» WRITTEN INSTRUCTION:
Without the pictures, set down the records below word for word.

Entries from a dataset
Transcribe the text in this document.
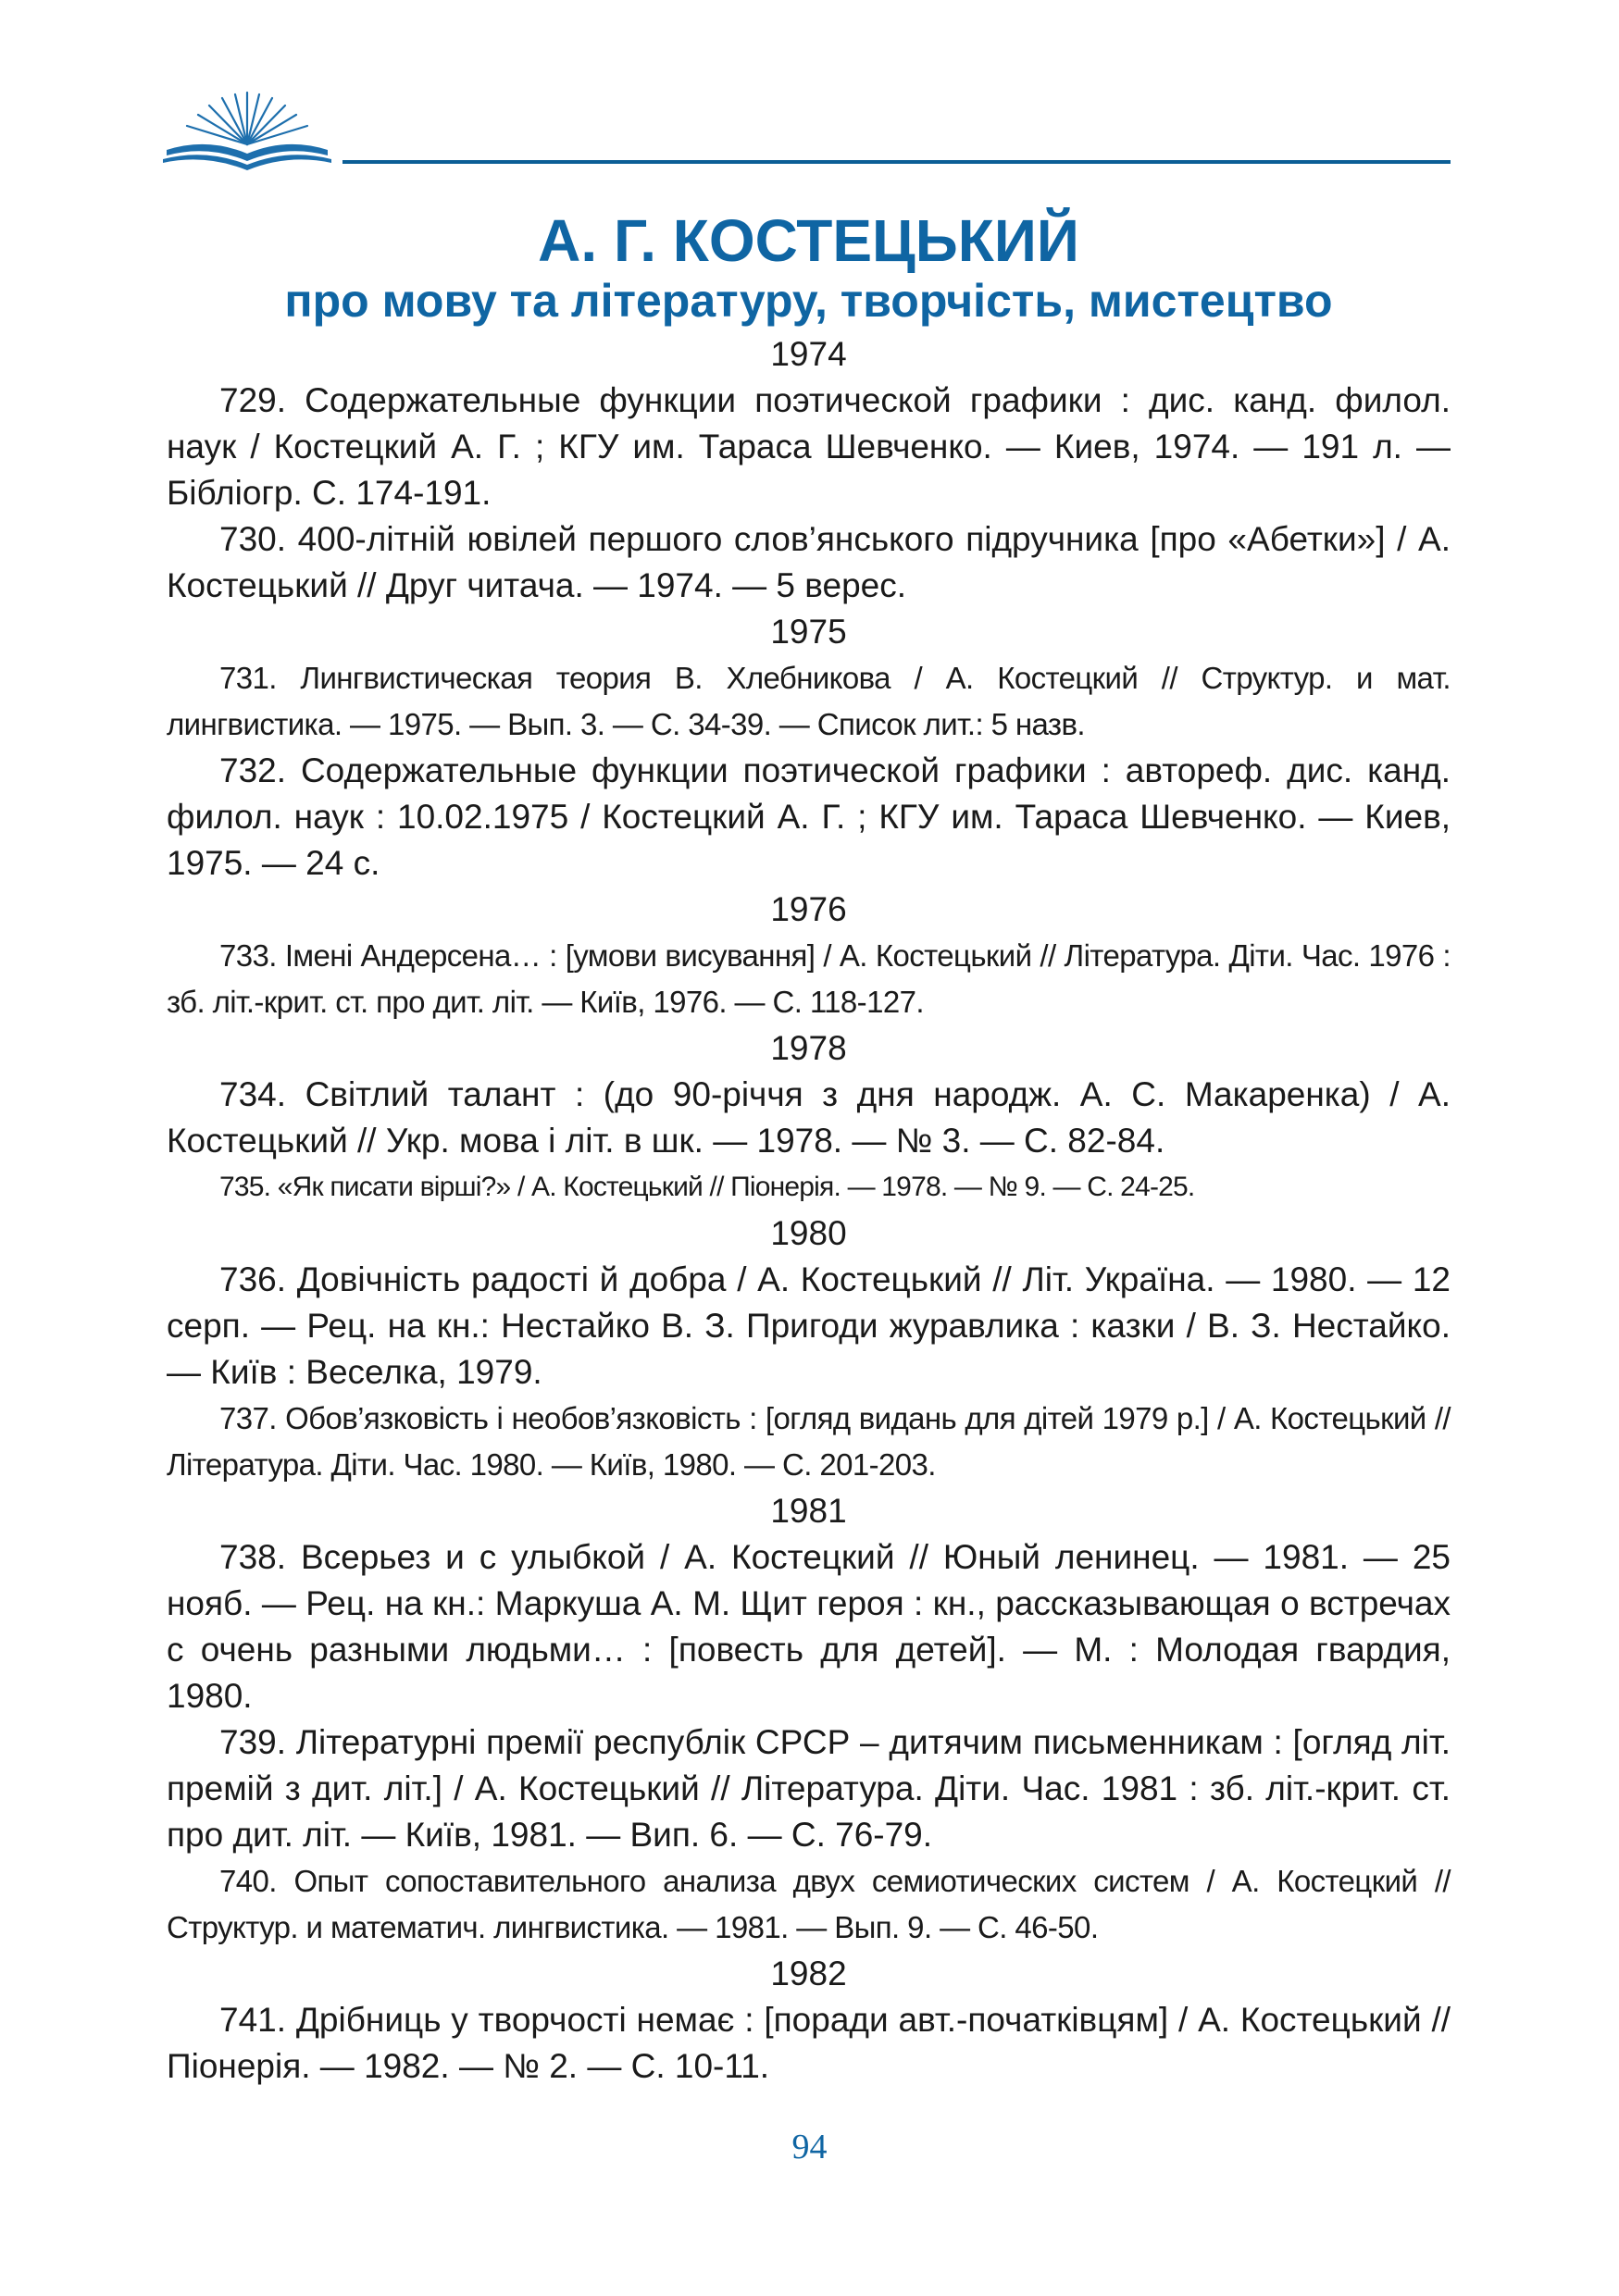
А. Г. КОСТЕЦЬКИЙ
про мову та літературу, творчість, мистецтво

1974

729. Содержательные функции поэтической графики : дис. канд. филол. наук / Костецкий А. Г. ; КГУ им. Тараса Шевченко. — Киев, 1974. — 191 л. — Бібліогр. С. 174-191.

730. 400-літній ювілей першого слов’янського підручника [про «Абетки»] / А. Костецький // Друг читача. — 1974. — 5 верес.

1975

731. Лингвистическая теория В. Хлебникова / А. Костецкий // Структур. и мат. лингвистика. — 1975. — Вып. 3. — С. 34-39. — Список лит.: 5 назв.

732. Содержательные функции поэтической графики : автореф. дис. канд. филол. наук : 10.02.1975 / Костецкий А. Г. ; КГУ им. Тараса Шевченко. — Киев, 1975. — 24 с.

1976

733. Імені Андерсена… : [умови висування] / А. Костецький // Література. Діти. Час. 1976 : зб. літ.-крит. ст. про дит. літ. — Київ, 1976. — С. 118-127.

1978

734. Світлий талант : (до 90-річчя з дня народж. А. С. Макаренка) / А. Костецький // Укр. мова і літ. в шк. — 1978. — № 3. — С. 82-84.

735. «Як писати вірші?» / А. Костецький // Піонерія. — 1978. — № 9. — С. 24-25.

1980

736. Довічність радості й добра / А. Костецький // Літ. Україна. — 1980. — 12 серп. — Рец. на кн.: Нестайко В. З. Пригоди журавлика : казки / В. З. Нестайко. — Київ : Веселка, 1979.

737. Обов’язковість і необов’язковість : [огляд видань для дітей 1979 р.] / А. Костецький // Література. Діти. Час. 1980. — Київ, 1980. — С. 201-203.

1981

738. Всерьез и с улыбкой / А. Костецкий // Юный ленинец. — 1981. — 25 нояб. — Рец. на кн.: Маркуша А. М. Щит героя : кн., рассказывающая о встречах с очень разными людьми… : [повесть для детей]. — М. : Молодая гвардия, 1980.

739. Літературні премії республік СРСР – дитячим письменникам : [огляд літ. премій з дит. літ.] / А. Костецький // Література. Діти. Час. 1981 : зб. літ.-крит. ст. про дит. літ. — Київ, 1981. — Вип. 6. — С. 76-79.

740. Опыт сопоставительного анализа двух семиотических систем / А. Костецкий // Структур. и математич. лингвистика. — 1981. — Вып. 9. — С. 46-50.

1982

741. Дрібниць у творчості немає : [поради авт.-початківцям] / А. Костецький // Піонерія. — 1982. — № 2. — С. 10-11.

94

» SOLUTION:
Transcribe the text in this document.
А. Г. КОСТЕЦЬКИЙ
про мову та літературу, творчість, мистецтво

1974

729. Содержательные функции поэтической графики : дис. канд. филол. наук / Костецкий А. Г. ; КГУ им. Тараса Шевченко. — Киев, 1974. — 191 л. — Бібліогр. С. 174-191.

730. 400-літній ювілей першого слов’янського підручника [про «Абетки»] / А. Костецький // Друг читача. — 1974. — 5 верес.

1975

731. Лингвистическая теория В. Хлебникова / А. Костецкий // Структур. и мат. лингвистика. — 1975. — Вып. 3. — С. 34-39. — Список лит.: 5 назв.

732. Содержательные функции поэтической графики : автореф. дис. канд. филол. наук : 10.02.1975 / Костецкий А. Г. ; КГУ им. Тараса Шевченко. — Киев, 1975. — 24 с.

1976

733. Імені Андерсена… : [умови висування] / А. Костецький // Література. Діти. Час. 1976 : зб. літ.-крит. ст. про дит. літ. — Київ, 1976. — С. 118-127.

1978

734. Світлий талант : (до 90-річчя з дня народж. А. С. Макаренка) / А. Костецький // Укр. мова і літ. в шк. — 1978. — № 3. — С. 82-84.

735. «Як писати вірші?» / А. Костецький // Піонерія. — 1978. — № 9. — С. 24-25.

1980

736. Довічність радості й добра / А. Костецький // Літ. Україна. — 1980. — 12 серп. — Рец. на кн.: Нестайко В. З. Пригоди журавлика : казки / В. З. Нестайко. — Київ : Веселка, 1979.

737. Обов’язковість і необов’язковість : [огляд видань для дітей 1979 р.] / А. Костецький // Література. Діти. Час. 1980. — Київ, 1980. — С. 201-203.

1981

738. Всерьез и с улыбкой / А. Костецкий // Юный ленинец. — 1981. — 25 нояб. — Рец. на кн.: Маркуша А. М. Щит героя : кн., рассказывающая о встречах с очень разными людьми… : [повесть для детей]. — М. : Молодая гвардия, 1980.

739. Літературні премії республік СРСР – дитячим письменникам : [огляд літ. премій з дит. літ.] / А. Костецький // Література. Діти. Час. 1981 : зб. літ.-крит. ст. про дит. літ. — Київ, 1981. — Вип. 6. — С. 76-79.

740. Опыт сопоставительного анализа двух семиотических систем / А. Костецкий // Структур. и математич. лингвистика. — 1981. — Вып. 9. — С. 46-50.

1982

741. Дрібниць у творчості немає : [поради авт.-початківцям] / А. Костецький // Піонерія. — 1982. — № 2. — С. 10-11.

94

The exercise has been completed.